## Required work
Each record below needs to be retyped exactly.

Content starts

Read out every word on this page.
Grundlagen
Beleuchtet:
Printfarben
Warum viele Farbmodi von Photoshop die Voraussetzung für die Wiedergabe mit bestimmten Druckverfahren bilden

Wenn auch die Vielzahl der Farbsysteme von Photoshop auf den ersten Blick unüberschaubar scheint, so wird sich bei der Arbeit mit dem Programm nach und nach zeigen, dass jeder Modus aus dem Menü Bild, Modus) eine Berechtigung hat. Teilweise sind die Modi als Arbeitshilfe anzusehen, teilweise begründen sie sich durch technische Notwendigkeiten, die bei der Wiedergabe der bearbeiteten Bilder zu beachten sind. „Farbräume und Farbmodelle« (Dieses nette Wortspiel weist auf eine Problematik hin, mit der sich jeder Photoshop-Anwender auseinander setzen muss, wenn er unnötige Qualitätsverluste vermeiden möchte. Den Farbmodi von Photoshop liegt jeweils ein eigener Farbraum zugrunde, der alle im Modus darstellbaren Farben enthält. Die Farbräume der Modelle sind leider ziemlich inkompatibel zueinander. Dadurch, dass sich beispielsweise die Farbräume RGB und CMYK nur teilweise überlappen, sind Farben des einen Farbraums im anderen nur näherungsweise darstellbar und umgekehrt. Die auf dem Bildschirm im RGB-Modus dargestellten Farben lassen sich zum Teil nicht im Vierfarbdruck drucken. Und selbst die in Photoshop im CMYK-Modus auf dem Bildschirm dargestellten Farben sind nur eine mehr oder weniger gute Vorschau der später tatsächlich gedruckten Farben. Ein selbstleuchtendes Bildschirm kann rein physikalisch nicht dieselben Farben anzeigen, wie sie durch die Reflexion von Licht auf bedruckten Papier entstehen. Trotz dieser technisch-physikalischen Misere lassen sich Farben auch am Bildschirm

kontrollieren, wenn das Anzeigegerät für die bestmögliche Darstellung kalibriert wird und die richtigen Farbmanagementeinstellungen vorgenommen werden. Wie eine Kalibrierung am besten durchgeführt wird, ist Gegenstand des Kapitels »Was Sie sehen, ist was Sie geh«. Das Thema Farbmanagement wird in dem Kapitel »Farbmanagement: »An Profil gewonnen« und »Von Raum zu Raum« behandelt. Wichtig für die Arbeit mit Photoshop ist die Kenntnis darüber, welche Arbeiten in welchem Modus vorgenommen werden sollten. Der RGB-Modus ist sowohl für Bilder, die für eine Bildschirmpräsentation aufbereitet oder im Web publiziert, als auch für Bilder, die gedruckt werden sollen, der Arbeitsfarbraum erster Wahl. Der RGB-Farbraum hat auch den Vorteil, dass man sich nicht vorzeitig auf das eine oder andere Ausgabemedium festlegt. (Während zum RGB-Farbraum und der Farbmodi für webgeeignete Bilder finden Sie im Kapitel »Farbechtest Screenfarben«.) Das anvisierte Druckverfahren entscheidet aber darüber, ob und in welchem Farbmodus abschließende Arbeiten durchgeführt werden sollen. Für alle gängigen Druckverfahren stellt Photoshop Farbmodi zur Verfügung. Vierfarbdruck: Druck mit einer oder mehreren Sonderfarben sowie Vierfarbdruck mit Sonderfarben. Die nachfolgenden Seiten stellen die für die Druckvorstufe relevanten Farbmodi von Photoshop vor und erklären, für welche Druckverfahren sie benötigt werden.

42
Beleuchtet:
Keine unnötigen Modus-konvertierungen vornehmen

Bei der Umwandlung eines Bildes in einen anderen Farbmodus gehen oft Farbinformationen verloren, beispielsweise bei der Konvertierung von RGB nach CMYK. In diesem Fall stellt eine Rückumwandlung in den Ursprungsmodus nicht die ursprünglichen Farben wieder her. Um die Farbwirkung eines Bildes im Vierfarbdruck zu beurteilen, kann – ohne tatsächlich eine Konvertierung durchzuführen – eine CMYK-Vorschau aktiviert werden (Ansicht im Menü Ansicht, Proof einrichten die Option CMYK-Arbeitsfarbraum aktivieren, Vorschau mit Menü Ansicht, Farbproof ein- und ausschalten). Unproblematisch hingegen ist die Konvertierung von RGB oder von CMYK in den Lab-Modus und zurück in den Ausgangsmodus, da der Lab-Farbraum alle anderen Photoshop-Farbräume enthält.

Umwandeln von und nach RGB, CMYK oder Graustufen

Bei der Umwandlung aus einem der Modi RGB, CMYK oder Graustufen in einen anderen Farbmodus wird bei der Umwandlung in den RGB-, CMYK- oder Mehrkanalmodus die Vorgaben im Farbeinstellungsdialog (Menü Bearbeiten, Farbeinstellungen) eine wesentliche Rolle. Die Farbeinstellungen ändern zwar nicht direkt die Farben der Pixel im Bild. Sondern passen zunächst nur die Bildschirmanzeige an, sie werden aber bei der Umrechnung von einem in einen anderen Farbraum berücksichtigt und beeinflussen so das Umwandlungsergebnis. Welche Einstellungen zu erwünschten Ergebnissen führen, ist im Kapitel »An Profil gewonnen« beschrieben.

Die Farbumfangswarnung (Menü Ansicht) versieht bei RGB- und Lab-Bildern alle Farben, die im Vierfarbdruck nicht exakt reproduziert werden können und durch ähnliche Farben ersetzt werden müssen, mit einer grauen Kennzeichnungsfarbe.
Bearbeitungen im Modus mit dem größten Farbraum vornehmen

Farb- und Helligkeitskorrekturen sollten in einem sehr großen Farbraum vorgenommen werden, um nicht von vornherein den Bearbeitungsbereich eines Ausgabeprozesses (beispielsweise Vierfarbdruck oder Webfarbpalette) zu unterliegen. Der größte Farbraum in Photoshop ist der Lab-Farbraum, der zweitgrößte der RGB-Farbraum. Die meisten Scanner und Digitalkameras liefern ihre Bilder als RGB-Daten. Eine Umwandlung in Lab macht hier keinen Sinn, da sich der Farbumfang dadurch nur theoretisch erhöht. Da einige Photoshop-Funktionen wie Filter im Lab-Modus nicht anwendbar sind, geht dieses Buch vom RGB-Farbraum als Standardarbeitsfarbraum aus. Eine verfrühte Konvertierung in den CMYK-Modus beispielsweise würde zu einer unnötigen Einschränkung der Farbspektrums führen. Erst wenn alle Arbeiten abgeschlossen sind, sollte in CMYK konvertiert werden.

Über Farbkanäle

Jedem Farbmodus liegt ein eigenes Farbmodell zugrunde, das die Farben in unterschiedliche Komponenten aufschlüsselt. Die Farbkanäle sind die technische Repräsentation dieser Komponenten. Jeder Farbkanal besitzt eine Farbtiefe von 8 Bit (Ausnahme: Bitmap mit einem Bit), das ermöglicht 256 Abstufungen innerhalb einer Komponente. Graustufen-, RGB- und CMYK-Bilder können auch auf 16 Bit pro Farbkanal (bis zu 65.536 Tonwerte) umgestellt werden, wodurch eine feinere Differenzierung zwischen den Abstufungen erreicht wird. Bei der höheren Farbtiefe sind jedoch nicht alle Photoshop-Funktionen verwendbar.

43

Content ends

## Result for this task
Read out every word on this page.
Grundlagen
Beleuchtet:
Printfarben
Warum viele Farbmodi von Photoshop die Voraussetzung für die Wiedergabe mit bestimmten Druckverfahren bilden

Wenn auch die Vielzahl der Farbsysteme von Photoshop auf den ersten Blick unüberschaubar scheint, so wird sich bei der Arbeit mit dem Programm nach und nach zeigen, dass jeder Modus aus dem Menü Bild, Modus) eine Berechtigung hat. Teilweise sind die Modi als Arbeitshilfe anzusehen, teilweise begründen sie sich durch technische Notwendigkeiten, die bei der Wiedergabe der bearbeiteten Bilder zu beachten sind. „Farbräume und Farbmodelle« (Dieses nette Wortspiel weist auf eine Problematik hin, mit der sich jeder Photoshop-Anwender auseinander setzen muss, wenn er unnötige Qualitätsverluste vermeiden möchte. Den Farbmodi von Photoshop liegt jeweils ein eigener Farbraum zugrunde, der alle im Modus darstellbaren Farben enthält. Die Farbräume der Modelle sind leider ziemlich inkompatibel zueinander. Dadurch, dass sich beispielsweise die Farbräume RGB und CMYK nur teilweise überlappen, sind Farben des einen Farbraums im anderen nur näherungsweise darstellbar und umgekehrt. Die auf dem Bildschirm im RGB-Modus dargestellten Farben lassen sich zum Teil nicht im Vierfarbdruck drucken. Und selbst die in Photoshop im CMYK-Modus auf dem Bildschirm dargestellten Farben sind nur eine mehr oder weniger gute Vorschau der später tatsächlich gedruckten Farben. Ein selbstleuchtendes Bildschirm kann rein physikalisch nicht dieselben Farben anzeigen, wie sie durch die Reflexion von Licht auf bedruckten Papier entstehen. Trotz dieser technisch-physikalischen Misere lassen sich Farben auch am Bildschirm

kontrollieren, wenn das Anzeigegerät für die bestmögliche Darstellung kalibriert wird und die richtigen Farbmanagementeinstellungen vorgenommen werden. Wie eine Kalibrierung am besten durchgeführt wird, ist Gegenstand des Kapitels »Was Sie sehen, ist was Sie geh«. Das Thema Farbmanagement wird in dem Kapitel »Farbmanagement: »An Profil gewonnen« und »Von Raum zu Raum« behandelt. Wichtig für die Arbeit mit Photoshop ist die Kenntnis darüber, welche Arbeiten in welchem Modus vorgenommen werden sollten. Der RGB-Modus ist sowohl für Bilder, die für eine Bildschirmpräsentation aufbereitet oder im Web publiziert, als auch für Bilder, die gedruckt werden sollen, der Arbeitsfarbraum erster Wahl. Der RGB-Farbraum hat auch den Vorteil, dass man sich nicht vorzeitig auf das eine oder andere Ausgabemedium festlegt. (Während zum RGB-Farbraum und der Farbmodi für webgeeignete Bilder finden Sie im Kapitel »Farbechtest Screenfarben«.) Das anvisierte Druckverfahren entscheidet aber darüber, ob und in welchem Farbmodus abschließende Arbeiten durchgeführt werden sollen. Für alle gängigen Druckverfahren stellt Photoshop Farbmodi zur Verfügung. Vierfarbdruck: Druck mit einer oder mehreren Sonderfarben sowie Vierfarbdruck mit Sonderfarben. Die nachfolgenden Seiten stellen die für die Druckvorstufe relevanten Farbmodi von Photoshop vor und erklären, für welche Druckverfahren sie benötigt werden.

42
Beleuchtet:
Keine unnötigen Modus-konvertierungen vornehmen

Bei der Umwandlung eines Bildes in einen anderen Farbmodus gehen oft Farbinformationen verloren, beispielsweise bei der Konvertierung von RGB nach CMYK. In diesem Fall stellt eine Rückumwandlung in den Ursprungsmodus nicht die ursprünglichen Farben wieder her. Um die Farbwirkung eines Bildes im Vierfarbdruck zu beurteilen, kann – ohne tatsächlich eine Konvertierung durchzuführen – eine CMYK-Vorschau aktiviert werden (Ansicht im Menü Ansicht, Proof einrichten die Option CMYK-Arbeitsfarbraum aktivieren, Vorschau mit Menü Ansicht, Farbproof ein- und ausschalten). Unproblematisch hingegen ist die Konvertierung von RGB oder von CMYK in den Lab-Modus und zurück in den Ausgangsmodus, da der Lab-Farbraum alle anderen Photoshop-Farbräume enthält.

Umwandeln von und nach RGB, CMYK oder Graustufen

Bei der Umwandlung aus einem der Modi RGB, CMYK oder Graustufen in einen anderen Farbmodus wird bei der Umwandlung in den RGB-, CMYK- oder Mehrkanalmodus die Vorgaben im Farbeinstellungsdialog (Menü Bearbeiten, Farbeinstellungen) eine wesentliche Rolle. Die Farbeinstellungen ändern zwar nicht direkt die Farben der Pixel im Bild. Sondern passen zunächst nur die Bildschirmanzeige an, sie werden aber bei der Umrechnung von einem in einen anderen Farbraum berücksichtigt und beeinflussen so das Umwandlungsergebnis. Welche Einstellungen zu erwünschten Ergebnissen führen, ist im Kapitel »An Profil gewonnen« beschrieben.

Die Farbumfangswarnung (Menü Ansicht) versieht bei RGB- und Lab-Bildern alle Farben, die im Vierfarbdruck nicht exakt reproduziert werden können und durch ähnliche Farben ersetzt werden müssen, mit einer grauen Kennzeichnungsfarbe.
Bearbeitungen im Modus mit dem größten Farbraum vornehmen

Farb- und Helligkeitskorrekturen sollten in einem sehr großen Farbraum vorgenommen werden, um nicht von vornherein den Bearbeitungsbereich eines Ausgabeprozesses (beispielsweise Vierfarbdruck oder Webfarbpalette) zu unterliegen. Der größte Farbraum in Photoshop ist der Lab-Farbraum, der zweitgrößte der RGB-Farbraum. Die meisten Scanner und Digitalkameras liefern ihre Bilder als RGB-Daten. Eine Umwandlung in Lab macht hier keinen Sinn, da sich der Farbumfang dadurch nur theoretisch erhöht. Da einige Photoshop-Funktionen wie Filter im Lab-Modus nicht anwendbar sind, geht dieses Buch vom RGB-Farbraum als Standardarbeitsfarbraum aus. Eine verfrühte Konvertierung in den CMYK-Modus beispielsweise würde zu einer unnötigen Einschränkung der Farbspektrums führen. Erst wenn alle Arbeiten abgeschlossen sind, sollte in CMYK konvertiert werden.

Über Farbkanäle

Jedem Farbmodus liegt ein eigenes Farbmodell zugrunde, das die Farben in unterschiedliche Komponenten aufschlüsselt. Die Farbkanäle sind die technische Repräsentation dieser Komponenten. Jeder Farbkanal besitzt eine Farbtiefe von 8 Bit (Ausnahme: Bitmap mit einem Bit), das ermöglicht 256 Abstufungen innerhalb einer Komponente. Graustufen-, RGB- und CMYK-Bilder können auch auf 16 Bit pro Farbkanal (bis zu 65.536 Tonwerte) umgestellt werden, wodurch eine feinere Differenzierung zwischen den Abstufungen erreicht wird. Bei der höheren Farbtiefe sind jedoch nicht alle Photoshop-Funktionen verwendbar.

43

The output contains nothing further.